Figure data in JSON
+---+

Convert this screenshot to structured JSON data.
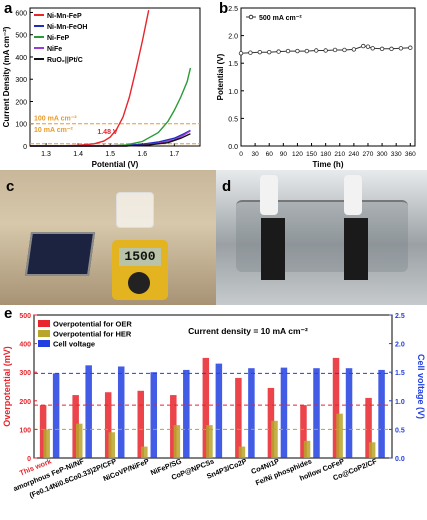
{
  "panel_letters": {
    "a": "a",
    "b": "b",
    "c": "c",
    "d": "d",
    "e": "e"
  },
  "chart_data": [
    {
      "panel": "a",
      "type": "line",
      "xlabel": "Potential (V)",
      "ylabel": "Current Density (mA cm⁻²)",
      "xlim": [
        1.25,
        1.78
      ],
      "ylim": [
        0,
        620
      ],
      "xticks": [
        "1.3",
        "1.4",
        "1.5",
        "1.6",
        "1.7"
      ],
      "xtick_values": [
        1.3,
        1.4,
        1.5,
        1.6,
        1.7
      ],
      "yticks": [
        "0",
        "100",
        "200",
        "300",
        "400",
        "500",
        "600"
      ],
      "ytick_values": [
        0,
        100,
        200,
        300,
        400,
        500,
        600
      ],
      "legend_position": "top-left",
      "series": [
        {
          "name": "Ni-Mn-FeP",
          "color": "#e8252c",
          "x": [
            1.25,
            1.35,
            1.4,
            1.45,
            1.48,
            1.5,
            1.52,
            1.54,
            1.56,
            1.58,
            1.6,
            1.62
          ],
          "y": [
            0,
            1,
            3,
            10,
            22,
            40,
            75,
            130,
            220,
            340,
            470,
            610
          ]
        },
        {
          "name": "Ni-Mn-FeOH",
          "color": "#1f2dbf",
          "x": [
            1.25,
            1.45,
            1.55,
            1.6,
            1.65,
            1.7,
            1.73,
            1.75
          ],
          "y": [
            0,
            0,
            3,
            8,
            18,
            35,
            55,
            70
          ]
        },
        {
          "name": "Ni-FeP",
          "color": "#2b9a35",
          "x": [
            1.25,
            1.5,
            1.55,
            1.6,
            1.65,
            1.68,
            1.7,
            1.72,
            1.74,
            1.75
          ],
          "y": [
            0,
            0,
            5,
            20,
            60,
            110,
            160,
            220,
            290,
            350
          ]
        },
        {
          "name": "NiFe",
          "color": "#9a3bd6",
          "x": [
            1.25,
            1.55,
            1.6,
            1.65,
            1.7,
            1.73,
            1.75
          ],
          "y": [
            0,
            0,
            4,
            12,
            28,
            50,
            68
          ]
        },
        {
          "name": "RuO₂||Pt/C",
          "color": "#111111",
          "x": [
            1.25,
            1.55,
            1.62,
            1.68,
            1.72,
            1.75
          ],
          "y": [
            0,
            0,
            5,
            15,
            35,
            55
          ]
        }
      ],
      "annotations": {
        "line_100": "100 mA cm⁻²",
        "line_10": "10 mA cm⁻²",
        "voltage": "1.48 V"
      },
      "ref_lines": [
        100,
        10
      ],
      "marker_x": 1.48
    },
    {
      "panel": "b",
      "type": "line",
      "xlabel": "Time (h)",
      "ylabel": "Potential (V)",
      "xlim": [
        0,
        370
      ],
      "ylim": [
        0,
        2.5
      ],
      "xticks": [
        "0",
        "30",
        "60",
        "90",
        "120",
        "150",
        "180",
        "210",
        "240",
        "270",
        "300",
        "330",
        "360"
      ],
      "xtick_values": [
        0,
        30,
        60,
        90,
        120,
        150,
        180,
        210,
        240,
        270,
        300,
        330,
        360
      ],
      "yticks": [
        "0.0",
        "0.5",
        "1.0",
        "1.5",
        "2.0",
        "2.5"
      ],
      "ytick_values": [
        0,
        0.5,
        1.0,
        1.5,
        2.0,
        2.5
      ],
      "legend_position": "top-left",
      "series": [
        {
          "name": "500 mA cm⁻²",
          "color": "#333333",
          "x": [
            0,
            20,
            40,
            60,
            80,
            100,
            120,
            140,
            160,
            180,
            200,
            220,
            240,
            260,
            270,
            280,
            300,
            320,
            340,
            360
          ],
          "y": [
            1.68,
            1.69,
            1.7,
            1.7,
            1.71,
            1.72,
            1.72,
            1.72,
            1.73,
            1.73,
            1.74,
            1.74,
            1.75,
            1.81,
            1.8,
            1.77,
            1.76,
            1.76,
            1.77,
            1.78
          ]
        }
      ]
    },
    {
      "panel": "e",
      "type": "bar",
      "title": "Current density = 10 mA cm⁻²",
      "ylabel_left": "Overpotential (mV)",
      "ylabel_right": "Cell voltage (V)",
      "ylim_left": [
        0,
        500
      ],
      "ylim_right": [
        0,
        2.5
      ],
      "yticks_left": [
        "0",
        "100",
        "200",
        "300",
        "400",
        "500"
      ],
      "ytick_values_left": [
        0,
        100,
        200,
        300,
        400,
        500
      ],
      "yticks_right": [
        "0.0",
        "0.5",
        "1.0",
        "1.5",
        "2.0",
        "2.5"
      ],
      "ytick_values_right": [
        0,
        0.5,
        1.0,
        1.5,
        2.0,
        2.5
      ],
      "legend_position": "top-left",
      "legend": [
        "Overpotential for OER",
        "Overpotential for HER",
        "Cell voltage"
      ],
      "categories": [
        "This work",
        "amorphous FeP-Ni/NF",
        "(Fe0.14Ni0.6Co0.33)2P/CFP",
        "NiCoVP/NiFeP",
        "NiFeP/SG",
        "CoP@NPCSs",
        "Sn4P3/Co2P",
        "Co4Ni1P",
        "Fe/Ni phosphides",
        "hollow CoFeP",
        "Co@CoP2/CF"
      ],
      "series": [
        {
          "name": "Overpotential for OER",
          "color": "#e8252c",
          "values": [
            185,
            220,
            230,
            235,
            220,
            350,
            280,
            245,
            185,
            350,
            210
          ]
        },
        {
          "name": "Overpotential for HER",
          "color": "#b8a52a",
          "values": [
            100,
            120,
            90,
            40,
            115,
            115,
            40,
            130,
            60,
            155,
            55
          ]
        },
        {
          "name": "Cell voltage",
          "color": "#2240e0",
          "values": [
            1.48,
            1.62,
            1.6,
            1.5,
            1.54,
            1.65,
            1.57,
            1.58,
            1.57,
            1.57,
            1.54
          ]
        }
      ],
      "ref_lines_left": [
        185,
        100
      ],
      "ref_line_right": 1.48
    }
  ],
  "photo_c": {
    "meter_reading": "1500"
  }
}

+---+

Instructions for the task -> Leave the pictures out and write out every entry exactly as given.

Response ->
Convert this screenshot to structured JSON data.
{
  "panel_letters": {
    "a": "a",
    "b": "b",
    "c": "c",
    "d": "d",
    "e": "e"
  },
  "chart_data": [
    {
      "panel": "a",
      "type": "line",
      "xlabel": "Potential (V)",
      "ylabel": "Current Density (mA cm⁻²)",
      "xlim": [
        1.25,
        1.78
      ],
      "ylim": [
        0,
        620
      ],
      "xticks": [
        "1.3",
        "1.4",
        "1.5",
        "1.6",
        "1.7"
      ],
      "xtick_values": [
        1.3,
        1.4,
        1.5,
        1.6,
        1.7
      ],
      "yticks": [
        "0",
        "100",
        "200",
        "300",
        "400",
        "500",
        "600"
      ],
      "ytick_values": [
        0,
        100,
        200,
        300,
        400,
        500,
        600
      ],
      "legend_position": "top-left",
      "series": [
        {
          "name": "Ni-Mn-FeP",
          "color": "#e8252c",
          "x": [
            1.25,
            1.35,
            1.4,
            1.45,
            1.48,
            1.5,
            1.52,
            1.54,
            1.56,
            1.58,
            1.6,
            1.62
          ],
          "y": [
            0,
            1,
            3,
            10,
            22,
            40,
            75,
            130,
            220,
            340,
            470,
            610
          ]
        },
        {
          "name": "Ni-Mn-FeOH",
          "color": "#1f2dbf",
          "x": [
            1.25,
            1.45,
            1.55,
            1.6,
            1.65,
            1.7,
            1.73,
            1.75
          ],
          "y": [
            0,
            0,
            3,
            8,
            18,
            35,
            55,
            70
          ]
        },
        {
          "name": "Ni-FeP",
          "color": "#2b9a35",
          "x": [
            1.25,
            1.5,
            1.55,
            1.6,
            1.65,
            1.68,
            1.7,
            1.72,
            1.74,
            1.75
          ],
          "y": [
            0,
            0,
            5,
            20,
            60,
            110,
            160,
            220,
            290,
            350
          ]
        },
        {
          "name": "NiFe",
          "color": "#9a3bd6",
          "x": [
            1.25,
            1.55,
            1.6,
            1.65,
            1.7,
            1.73,
            1.75
          ],
          "y": [
            0,
            0,
            4,
            12,
            28,
            50,
            68
          ]
        },
        {
          "name": "RuO₂||Pt/C",
          "color": "#111111",
          "x": [
            1.25,
            1.55,
            1.62,
            1.68,
            1.72,
            1.75
          ],
          "y": [
            0,
            0,
            5,
            15,
            35,
            55
          ]
        }
      ],
      "annotations": {
        "line_100": "100 mA cm⁻²",
        "line_10": "10 mA cm⁻²",
        "voltage": "1.48 V"
      },
      "ref_lines": [
        100,
        10
      ],
      "marker_x": 1.48
    },
    {
      "panel": "b",
      "type": "line",
      "xlabel": "Time (h)",
      "ylabel": "Potential (V)",
      "xlim": [
        0,
        370
      ],
      "ylim": [
        0,
        2.5
      ],
      "xticks": [
        "0",
        "30",
        "60",
        "90",
        "120",
        "150",
        "180",
        "210",
        "240",
        "270",
        "300",
        "330",
        "360"
      ],
      "xtick_values": [
        0,
        30,
        60,
        90,
        120,
        150,
        180,
        210,
        240,
        270,
        300,
        330,
        360
      ],
      "yticks": [
        "0.0",
        "0.5",
        "1.0",
        "1.5",
        "2.0",
        "2.5"
      ],
      "ytick_values": [
        0,
        0.5,
        1.0,
        1.5,
        2.0,
        2.5
      ],
      "legend_position": "top-left",
      "series": [
        {
          "name": "500 mA cm⁻²",
          "color": "#333333",
          "x": [
            0,
            20,
            40,
            60,
            80,
            100,
            120,
            140,
            160,
            180,
            200,
            220,
            240,
            260,
            270,
            280,
            300,
            320,
            340,
            360
          ],
          "y": [
            1.68,
            1.69,
            1.7,
            1.7,
            1.71,
            1.72,
            1.72,
            1.72,
            1.73,
            1.73,
            1.74,
            1.74,
            1.75,
            1.81,
            1.8,
            1.77,
            1.76,
            1.76,
            1.77,
            1.78
          ]
        }
      ]
    },
    {
      "panel": "e",
      "type": "bar",
      "title": "Current density = 10 mA cm⁻²",
      "ylabel_left": "Overpotential (mV)",
      "ylabel_right": "Cell voltage (V)",
      "ylim_left": [
        0,
        500
      ],
      "ylim_right": [
        0,
        2.5
      ],
      "yticks_left": [
        "0",
        "100",
        "200",
        "300",
        "400",
        "500"
      ],
      "ytick_values_left": [
        0,
        100,
        200,
        300,
        400,
        500
      ],
      "yticks_right": [
        "0.0",
        "0.5",
        "1.0",
        "1.5",
        "2.0",
        "2.5"
      ],
      "ytick_values_right": [
        0,
        0.5,
        1.0,
        1.5,
        2.0,
        2.5
      ],
      "legend_position": "top-left",
      "legend": [
        "Overpotential for OER",
        "Overpotential for HER",
        "Cell voltage"
      ],
      "categories": [
        "This work",
        "amorphous FeP-Ni/NF",
        "(Fe0.14Ni0.6Co0.33)2P/CFP",
        "NiCoVP/NiFeP",
        "NiFeP/SG",
        "CoP@NPCSs",
        "Sn4P3/Co2P",
        "Co4Ni1P",
        "Fe/Ni phosphides",
        "hollow CoFeP",
        "Co@CoP2/CF"
      ],
      "series": [
        {
          "name": "Overpotential for OER",
          "color": "#e8252c",
          "values": [
            185,
            220,
            230,
            235,
            220,
            350,
            280,
            245,
            185,
            350,
            210
          ]
        },
        {
          "name": "Overpotential for HER",
          "color": "#b8a52a",
          "values": [
            100,
            120,
            90,
            40,
            115,
            115,
            40,
            130,
            60,
            155,
            55
          ]
        },
        {
          "name": "Cell voltage",
          "color": "#2240e0",
          "values": [
            1.48,
            1.62,
            1.6,
            1.5,
            1.54,
            1.65,
            1.57,
            1.58,
            1.57,
            1.57,
            1.54
          ]
        }
      ],
      "ref_lines_left": [
        185,
        100
      ],
      "ref_line_right": 1.48
    }
  ],
  "photo_c": {
    "meter_reading": "1500"
  }
}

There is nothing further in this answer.